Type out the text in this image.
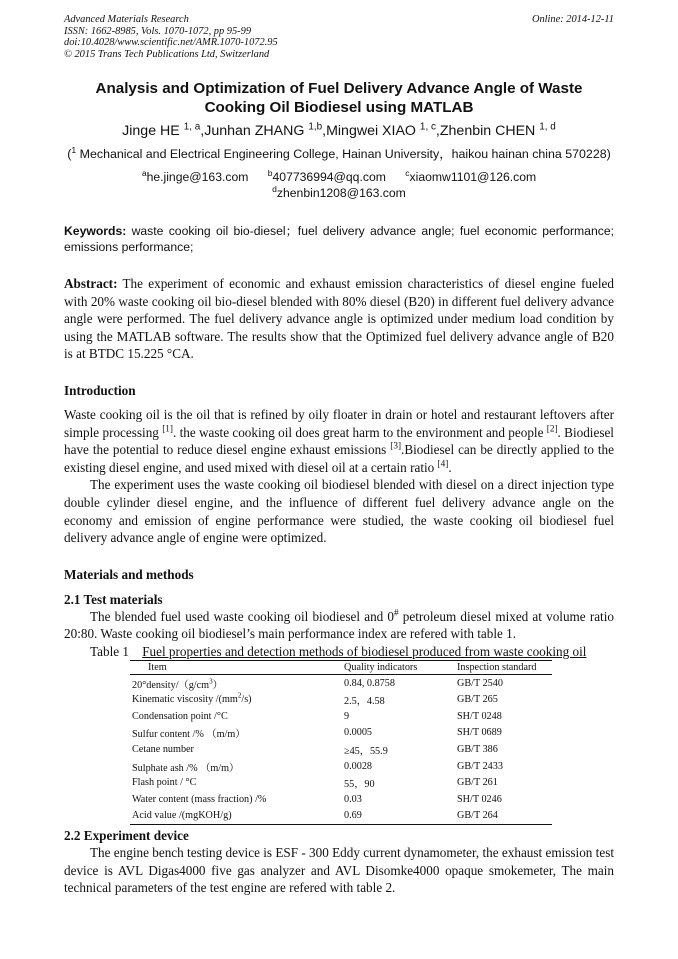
Advanced Materials Research
ISSN: 1662-8985, Vols. 1070-1072, pp 95-99
doi:10.4028/www.scientific.net/AMR.1070-1072.95
© 2015 Trans Tech Publications Ltd, Switzerland
Online: 2014-12-11
Analysis and Optimization of Fuel Delivery Advance Angle of Waste
Cooking Oil Biodiesel using MATLAB
Jinge HE $^{1, a}$,Junhan ZHANG $^{1,b}$,Mingwei XIAO $^{1, c}$,Zhenbin CHEN $^{1, d}$
($^1$ Mechanical and Electrical Engineering College, Hainan University，haikou hainan china 570228)
$^a$he.jinge@163.com $^b$407736994@qq.com $^c$xiaomw1101@126.com
$^d$zhenbin1208@163.com
Keywords: waste cooking oil bio-diesel；fuel delivery advance angle; fuel economic performance; emissions performance;
Abstract: The experiment of economic and exhaust emission characteristics of diesel engine fueled with 20% waste cooking oil bio-diesel blended with 80% diesel (B20) in different fuel delivery advance angle were performed. The fuel delivery advance angle is optimized under medium load condition by using the MATLAB software. The results show that the Optimized fuel delivery advance angle of B20 is at BTDC 15.225 °CA.
Introduction

Waste cooking oil is the oil that is refined by oily floater in drain or hotel and restaurant leftovers after simple processing [1]. the waste cooking oil does great harm to the environment and people [2]. Biodiesel have the potential to reduce diesel engine exhaust emissions [3].Biodiesel can be directly applied to the existing diesel engine, and used mixed with diesel oil at a certain ratio [4].

The experiment uses the waste cooking oil biodiesel blended with diesel on a direct injection type double cylinder diesel engine, and the influence of different fuel delivery advance angle on the economy and emission of engine performance were studied, the waste cooking oil biodiesel fuel delivery advance angle of engine were optimized.

Materials and methods
2.1 Test materials

The blended fuel used waste cooking oil biodiesel and 0# petroleum diesel mixed at volume ratio 20:80. Waste cooking oil biodiesel’s main performance index are refered with table 1.

Table 1 Fuel properties and detection methods of biodiesel produced from waste cooking oil
Item	Quality indicators	Inspection standard
$20^\circ density/(g/cm^3)$	0.84, 0.8758	GB/T 2540
Kinematic viscosity $/(mm^2/s)$	2.5，4.58	GB/T 265
Condensation point /°C	9	SH/T 0248
Sulfur content /% （m/m）	0.0005	SH/T 0689
Cetane number	≥45，55.9	GB/T 386
Sulphate ash /% （m/m）	0.0028	GB/T 2433
Flash point / °C	55，90	GB/T 261
Water content (mass fraction) /%	0.03	SH/T 0246
Acid value /(mgKOH/g)	0.69	GB/T 264
2.2 Experiment device

The engine bench testing device is ESF - 300 Eddy current dynamometer, the exhaust emission test device is AVL Digas4000 five gas analyzer and AVL Disomke4000 opaque smokemeter, The main technical parameters of the test engine are refered with table 2.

## REQUEST
Copy down every line of the entries containing the word "main".

## EXERCISE RESPONSE
The blended fuel used waste cooking oil biodiesel and 0# petroleum diesel mixed at volume ratio 20:80. Waste cooking oil biodiesel’s main performance index are refered with table 1.
The engine bench testing device is ESF - 300 Eddy current dynamometer, the exhaust emission test device is AVL Digas4000 five gas analyzer and AVL Disomke4000 opaque smokemeter, The main technical parameters of the test engine are refered with table 2.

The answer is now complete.